Problem: Replace each "legend-swatch" in the entries below with "legend-key". Reproduce every line with no other changes.

(Rows from the dataset)
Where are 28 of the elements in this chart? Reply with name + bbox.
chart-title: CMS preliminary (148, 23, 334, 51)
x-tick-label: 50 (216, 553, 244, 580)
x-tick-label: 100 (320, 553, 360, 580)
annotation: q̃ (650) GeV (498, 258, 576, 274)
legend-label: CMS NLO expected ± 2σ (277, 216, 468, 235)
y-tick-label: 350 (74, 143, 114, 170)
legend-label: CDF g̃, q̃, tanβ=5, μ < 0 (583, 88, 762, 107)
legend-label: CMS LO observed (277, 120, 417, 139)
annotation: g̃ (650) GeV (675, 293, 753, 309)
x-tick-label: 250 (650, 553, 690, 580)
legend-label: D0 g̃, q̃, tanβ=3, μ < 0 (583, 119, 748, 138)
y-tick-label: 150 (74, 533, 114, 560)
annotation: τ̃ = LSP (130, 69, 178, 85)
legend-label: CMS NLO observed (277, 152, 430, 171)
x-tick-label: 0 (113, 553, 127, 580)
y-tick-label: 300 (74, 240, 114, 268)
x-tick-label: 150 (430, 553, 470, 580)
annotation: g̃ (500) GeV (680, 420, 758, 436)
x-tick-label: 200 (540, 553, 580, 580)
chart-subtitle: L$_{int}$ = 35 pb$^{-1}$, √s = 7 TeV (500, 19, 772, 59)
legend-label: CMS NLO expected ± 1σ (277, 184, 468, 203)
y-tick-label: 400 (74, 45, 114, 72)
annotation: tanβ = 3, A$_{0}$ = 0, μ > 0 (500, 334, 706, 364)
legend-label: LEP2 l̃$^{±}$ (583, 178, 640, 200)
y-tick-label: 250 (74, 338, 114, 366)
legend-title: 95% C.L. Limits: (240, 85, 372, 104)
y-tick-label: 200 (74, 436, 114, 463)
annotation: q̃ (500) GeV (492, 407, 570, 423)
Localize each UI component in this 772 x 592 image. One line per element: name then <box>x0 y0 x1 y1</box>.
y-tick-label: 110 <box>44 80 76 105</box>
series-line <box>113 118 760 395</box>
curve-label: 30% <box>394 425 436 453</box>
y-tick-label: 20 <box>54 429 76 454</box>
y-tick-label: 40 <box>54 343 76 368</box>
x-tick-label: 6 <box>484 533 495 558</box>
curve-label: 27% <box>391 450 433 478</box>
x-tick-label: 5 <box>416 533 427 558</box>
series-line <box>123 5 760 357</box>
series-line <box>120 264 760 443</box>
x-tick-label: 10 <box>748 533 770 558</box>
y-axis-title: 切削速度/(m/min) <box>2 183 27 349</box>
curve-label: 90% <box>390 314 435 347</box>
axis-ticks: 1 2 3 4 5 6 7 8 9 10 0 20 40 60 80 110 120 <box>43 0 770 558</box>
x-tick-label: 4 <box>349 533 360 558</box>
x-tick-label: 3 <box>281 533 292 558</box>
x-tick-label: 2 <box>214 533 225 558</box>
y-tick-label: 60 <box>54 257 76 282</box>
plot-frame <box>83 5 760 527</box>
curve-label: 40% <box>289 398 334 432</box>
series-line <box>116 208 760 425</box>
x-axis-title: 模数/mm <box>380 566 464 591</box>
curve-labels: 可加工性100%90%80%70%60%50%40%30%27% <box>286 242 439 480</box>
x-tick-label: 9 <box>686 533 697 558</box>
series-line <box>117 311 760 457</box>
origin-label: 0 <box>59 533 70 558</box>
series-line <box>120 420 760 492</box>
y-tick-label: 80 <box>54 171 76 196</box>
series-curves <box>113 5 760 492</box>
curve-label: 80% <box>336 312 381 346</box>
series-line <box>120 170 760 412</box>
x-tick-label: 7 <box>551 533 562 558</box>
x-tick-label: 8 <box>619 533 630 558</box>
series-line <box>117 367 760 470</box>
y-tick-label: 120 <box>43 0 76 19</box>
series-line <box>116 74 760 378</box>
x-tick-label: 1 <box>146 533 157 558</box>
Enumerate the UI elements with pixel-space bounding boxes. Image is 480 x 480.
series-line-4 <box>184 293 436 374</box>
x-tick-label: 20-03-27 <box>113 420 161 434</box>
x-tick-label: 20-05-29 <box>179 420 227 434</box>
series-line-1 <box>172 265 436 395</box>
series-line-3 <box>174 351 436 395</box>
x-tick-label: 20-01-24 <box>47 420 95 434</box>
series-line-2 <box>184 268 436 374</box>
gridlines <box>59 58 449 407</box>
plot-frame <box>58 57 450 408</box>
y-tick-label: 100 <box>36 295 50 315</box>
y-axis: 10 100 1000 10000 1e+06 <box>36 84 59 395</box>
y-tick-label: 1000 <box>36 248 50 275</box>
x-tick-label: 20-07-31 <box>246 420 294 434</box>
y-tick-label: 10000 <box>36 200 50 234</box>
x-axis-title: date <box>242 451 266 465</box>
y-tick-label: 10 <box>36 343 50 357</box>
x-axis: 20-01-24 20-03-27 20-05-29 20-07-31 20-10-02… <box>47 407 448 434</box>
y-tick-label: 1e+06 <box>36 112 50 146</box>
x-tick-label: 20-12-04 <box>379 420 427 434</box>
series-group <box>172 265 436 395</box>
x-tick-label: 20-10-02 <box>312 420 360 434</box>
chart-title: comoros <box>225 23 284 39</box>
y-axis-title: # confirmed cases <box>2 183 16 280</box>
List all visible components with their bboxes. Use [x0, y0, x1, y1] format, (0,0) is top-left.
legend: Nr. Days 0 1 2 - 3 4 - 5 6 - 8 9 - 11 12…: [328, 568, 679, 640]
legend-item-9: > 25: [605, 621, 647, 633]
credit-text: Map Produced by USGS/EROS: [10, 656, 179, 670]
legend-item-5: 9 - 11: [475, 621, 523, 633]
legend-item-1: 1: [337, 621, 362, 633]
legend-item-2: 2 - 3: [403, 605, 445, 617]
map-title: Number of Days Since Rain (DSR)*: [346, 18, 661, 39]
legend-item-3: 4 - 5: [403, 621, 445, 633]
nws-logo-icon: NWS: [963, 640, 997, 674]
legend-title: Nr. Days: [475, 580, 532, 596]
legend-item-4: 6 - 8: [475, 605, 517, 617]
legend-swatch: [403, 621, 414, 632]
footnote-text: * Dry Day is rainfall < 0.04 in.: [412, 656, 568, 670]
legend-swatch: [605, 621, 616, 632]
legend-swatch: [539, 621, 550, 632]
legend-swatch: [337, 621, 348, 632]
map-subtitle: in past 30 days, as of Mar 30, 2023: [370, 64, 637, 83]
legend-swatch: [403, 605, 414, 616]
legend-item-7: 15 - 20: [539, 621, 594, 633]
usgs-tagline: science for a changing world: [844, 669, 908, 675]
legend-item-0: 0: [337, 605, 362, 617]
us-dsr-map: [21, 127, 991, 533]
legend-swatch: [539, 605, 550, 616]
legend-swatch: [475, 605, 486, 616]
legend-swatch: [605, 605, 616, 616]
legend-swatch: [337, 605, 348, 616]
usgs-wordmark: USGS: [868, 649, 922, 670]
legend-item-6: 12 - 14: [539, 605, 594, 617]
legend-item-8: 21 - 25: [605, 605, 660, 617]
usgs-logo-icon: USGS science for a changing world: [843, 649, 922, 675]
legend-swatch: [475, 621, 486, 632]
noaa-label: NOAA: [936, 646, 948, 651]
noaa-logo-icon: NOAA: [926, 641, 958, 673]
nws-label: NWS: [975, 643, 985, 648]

Written response:
Where are 28 of the elements in this chart? Reply with name + bbox.
chart-title: CMS preliminary (148, 23, 334, 51)
x-tick-label: 50 (216, 553, 244, 580)
x-tick-label: 100 (320, 553, 360, 580)
annotation: q̃ (650) GeV (498, 258, 576, 274)
legend-label: CMS NLO expected ± 2σ (277, 216, 468, 235)
y-tick-label: 350 (74, 143, 114, 170)
legend-label: CDF g̃, q̃, tanβ=5, μ < 0 (583, 88, 762, 107)
legend-label: CMS LO observed (277, 120, 417, 139)
annotation: g̃ (650) GeV (675, 293, 753, 309)
x-tick-label: 250 (650, 553, 690, 580)
legend-label: D0 g̃, q̃, tanβ=3, μ < 0 (583, 119, 748, 138)
y-tick-label: 150 (74, 533, 114, 560)
annotation: τ̃ = LSP (130, 69, 178, 85)
legend-label: CMS NLO observed (277, 152, 430, 171)
x-tick-label: 0 (113, 553, 127, 580)
y-tick-label: 300 (74, 240, 114, 268)
x-tick-label: 150 (430, 553, 470, 580)
annotation: g̃ (500) GeV (680, 420, 758, 436)
x-tick-label: 200 (540, 553, 580, 580)
chart-subtitle: L$_{int}$ = 35 pb$^{-1}$, √s = 7 TeV (500, 19, 772, 59)
legend-label: CMS NLO expected ± 1σ (277, 184, 468, 203)
y-tick-label: 400 (74, 45, 114, 72)
annotation: tanβ = 3, A$_{0}$ = 0, μ > 0 (500, 334, 706, 364)
legend-label: LEP2 l̃$^{±}$ (583, 178, 640, 200)
y-tick-label: 250 (74, 338, 114, 366)
legend-title: 95% C.L. Limits: (240, 85, 372, 104)
y-tick-label: 200 (74, 436, 114, 463)
annotation: q̃ (500) GeV (492, 407, 570, 423)
Localize each UI component in this 772 x 592 image. One line per element: name then <box>x0 y0 x1 y1</box>.
y-tick-label: 110 <box>44 80 76 105</box>
series-line <box>113 118 760 395</box>
curve-label: 30% <box>394 425 436 453</box>
y-tick-label: 20 <box>54 429 76 454</box>
y-tick-label: 40 <box>54 343 76 368</box>
x-tick-label: 6 <box>484 533 495 558</box>
curve-label: 27% <box>391 450 433 478</box>
x-tick-label: 5 <box>416 533 427 558</box>
series-line <box>123 5 760 357</box>
series-line <box>120 264 760 443</box>
x-tick-label: 10 <box>748 533 770 558</box>
y-axis-title: 切削速度/(m/min) <box>2 183 27 349</box>
curve-label: 90% <box>390 314 435 347</box>
axis-ticks: 1 2 3 4 5 6 7 8 9 10 0 20 40 60 80 110 120 <box>43 0 770 558</box>
x-tick-label: 4 <box>349 533 360 558</box>
x-tick-label: 3 <box>281 533 292 558</box>
x-tick-label: 2 <box>214 533 225 558</box>
y-tick-label: 60 <box>54 257 76 282</box>
plot-frame <box>83 5 760 527</box>
curve-label: 40% <box>289 398 334 432</box>
series-line <box>116 208 760 425</box>
x-axis-title: 模数/mm <box>380 566 464 591</box>
curve-labels: 可加工性100%90%80%70%60%50%40%30%27% <box>286 242 439 480</box>
x-tick-label: 9 <box>686 533 697 558</box>
series-line <box>117 311 760 457</box>
origin-label: 0 <box>59 533 70 558</box>
series-line <box>120 420 760 492</box>
y-tick-label: 80 <box>54 171 76 196</box>
series-curves <box>113 5 760 492</box>
curve-label: 80% <box>336 312 381 346</box>
series-line <box>120 170 760 412</box>
x-tick-label: 7 <box>551 533 562 558</box>
x-tick-label: 8 <box>619 533 630 558</box>
series-line <box>117 367 760 470</box>
y-tick-label: 120 <box>43 0 76 19</box>
series-line <box>116 74 760 378</box>
x-tick-label: 1 <box>146 533 157 558</box>
Enumerate the UI elements with pixel-space bounding boxes. Image is 480 x 480.
series-line-4 <box>184 293 436 374</box>
x-tick-label: 20-03-27 <box>113 420 161 434</box>
x-tick-label: 20-05-29 <box>179 420 227 434</box>
series-line-1 <box>172 265 436 395</box>
series-line-3 <box>174 351 436 395</box>
x-tick-label: 20-01-24 <box>47 420 95 434</box>
series-line-2 <box>184 268 436 374</box>
gridlines <box>59 58 449 407</box>
plot-frame <box>58 57 450 408</box>
y-tick-label: 100 <box>36 295 50 315</box>
y-axis: 10 100 1000 10000 1e+06 <box>36 84 59 395</box>
y-tick-label: 1000 <box>36 248 50 275</box>
x-tick-label: 20-07-31 <box>246 420 294 434</box>
y-tick-label: 10000 <box>36 200 50 234</box>
x-axis-title: date <box>242 451 266 465</box>
y-tick-label: 10 <box>36 343 50 357</box>
x-axis: 20-01-24 20-03-27 20-05-29 20-07-31 20-10-02… <box>47 407 448 434</box>
y-tick-label: 1e+06 <box>36 112 50 146</box>
x-tick-label: 20-12-04 <box>379 420 427 434</box>
series-group <box>172 265 436 395</box>
x-tick-label: 20-10-02 <box>312 420 360 434</box>
chart-title: comoros <box>225 23 284 39</box>
y-axis-title: # confirmed cases <box>2 183 16 280</box>
List all visible components with their bboxes. Use [x0, y0, x1, y1] format, (0,0) is top-left.
legend: Nr. Days 0 1 2 - 3 4 - 5 6 - 8 9 - 11 12…: [328, 568, 679, 640]
legend-item-9: > 25: [605, 621, 647, 633]
credit-text: Map Produced by USGS/EROS: [10, 656, 179, 670]
legend-item-5: 9 - 11: [475, 621, 523, 633]
legend-item-1: 1: [337, 621, 362, 633]
legend-item-2: 2 - 3: [403, 605, 445, 617]
map-title: Number of Days Since Rain (DSR)*: [346, 18, 661, 39]
legend-item-3: 4 - 5: [403, 621, 445, 633]
nws-logo-icon: NWS: [963, 640, 997, 674]
legend-title: Nr. Days: [475, 580, 532, 596]
legend-item-4: 6 - 8: [475, 605, 517, 617]
legend-key: [403, 621, 414, 632]
footnote-text: * Dry Day is rainfall < 0.04 in.: [412, 656, 568, 670]
legend-key: [605, 621, 616, 632]
legend-key: [539, 621, 550, 632]
legend-key: [337, 621, 348, 632]
map-subtitle: in past 30 days, as of Mar 30, 2023: [370, 64, 637, 83]
legend-key: [403, 605, 414, 616]
legend-item-7: 15 - 20: [539, 621, 594, 633]
usgs-tagline: science for a changing world: [844, 669, 908, 675]
legend-item-0: 0: [337, 605, 362, 617]
us-dsr-map: [21, 127, 991, 533]
legend-key: [539, 605, 550, 616]
legend-key: [475, 605, 486, 616]
legend-key: [605, 605, 616, 616]
legend-key: [337, 605, 348, 616]
usgs-wordmark: USGS: [868, 649, 922, 670]
legend-item-6: 12 - 14: [539, 605, 594, 617]
legend-item-8: 21 - 25: [605, 605, 660, 617]
usgs-logo-icon: USGS science for a changing world: [843, 649, 922, 675]
legend-key: [475, 621, 486, 632]
noaa-label: NOAA: [936, 646, 948, 651]
noaa-logo-icon: NOAA: [926, 641, 958, 673]
nws-label: NWS: [975, 643, 985, 648]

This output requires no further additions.